» What you should do:
Here are some records; copy every line that holds the word "death".

» Record excerpts:
__________

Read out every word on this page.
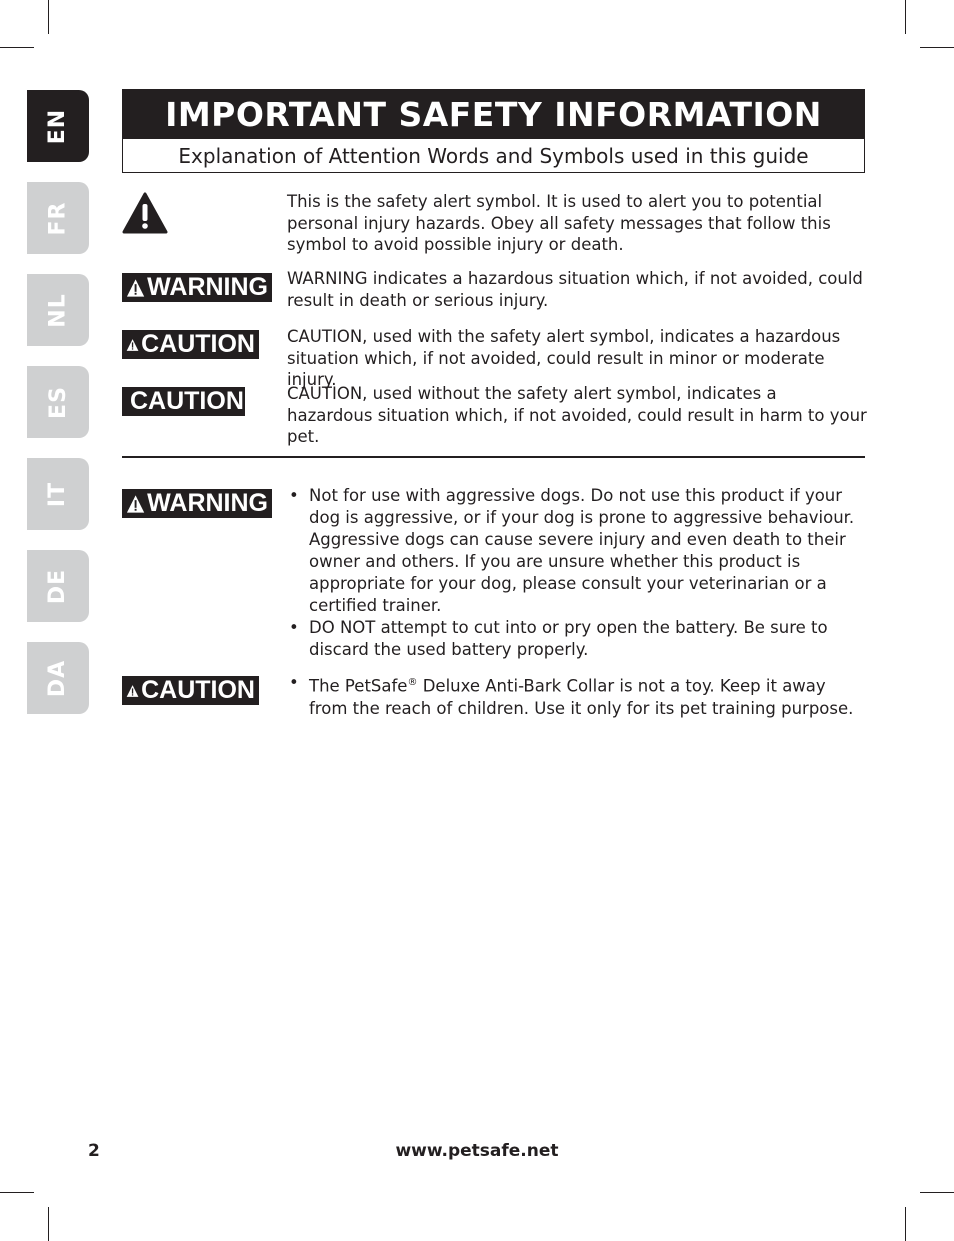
EN
FR
NL
ES
IT
DE
DA
IMPORTANT SAFETY INFORMATION
Explanation of Attention Words and Symbols used in this guide
This is the safety alert symbol. It is used to alert you to potential personal injury hazards. Obey all safety messages that follow this symbol to avoid possible injury or death.
WARNING WARNING indicates a hazardous situation which, if not avoided, could result in death or serious injury.
CAUTION CAUTION, used with the safety alert symbol, indicates a hazardous situation which, if not avoided, could result in minor or moderate injury.
CAUTION	CAUTION, used without the safety alert symbol, indicates a hazardous situation which, if not avoided, could result in harm to your pet.
WARNING	• Not for use with aggressive dogs. Do not use this product if your dog is aggressive, or if your dog is prone to aggressive behaviour. Aggressive dogs can cause severe injury and even death to their owner and others. If you are unsure whether this product is appropriate for your dog, please consult your veterinarian or a certified trainer.
• DO NOT attempt to cut into or pry open the battery. Be sure to discard the used battery properly.
CAUTION	• The PetSafe® Deluxe Anti-Bark Collar is not a toy. Keep it away from the reach of children. Use it only for its pet training purpose.
2	www.petsafe.net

__________

» Worked solution:
This is the safety alert symbol. It is used to alert you to potential personal injury hazards. Obey all safety messages that follow this symbol to avoid possible injury or death.
WARNING WARNING indicates a hazardous situation which, if not avoided, could result in death or serious injury.
WARNING	• Not for use with aggressive dogs. Do not use this product if your dog is aggressive, or if your dog is prone to aggressive behaviour. Aggressive dogs can cause severe injury and even death to their owner and others. If you are unsure whether this product is appropriate for your dog, please consult your veterinarian or a certified trainer.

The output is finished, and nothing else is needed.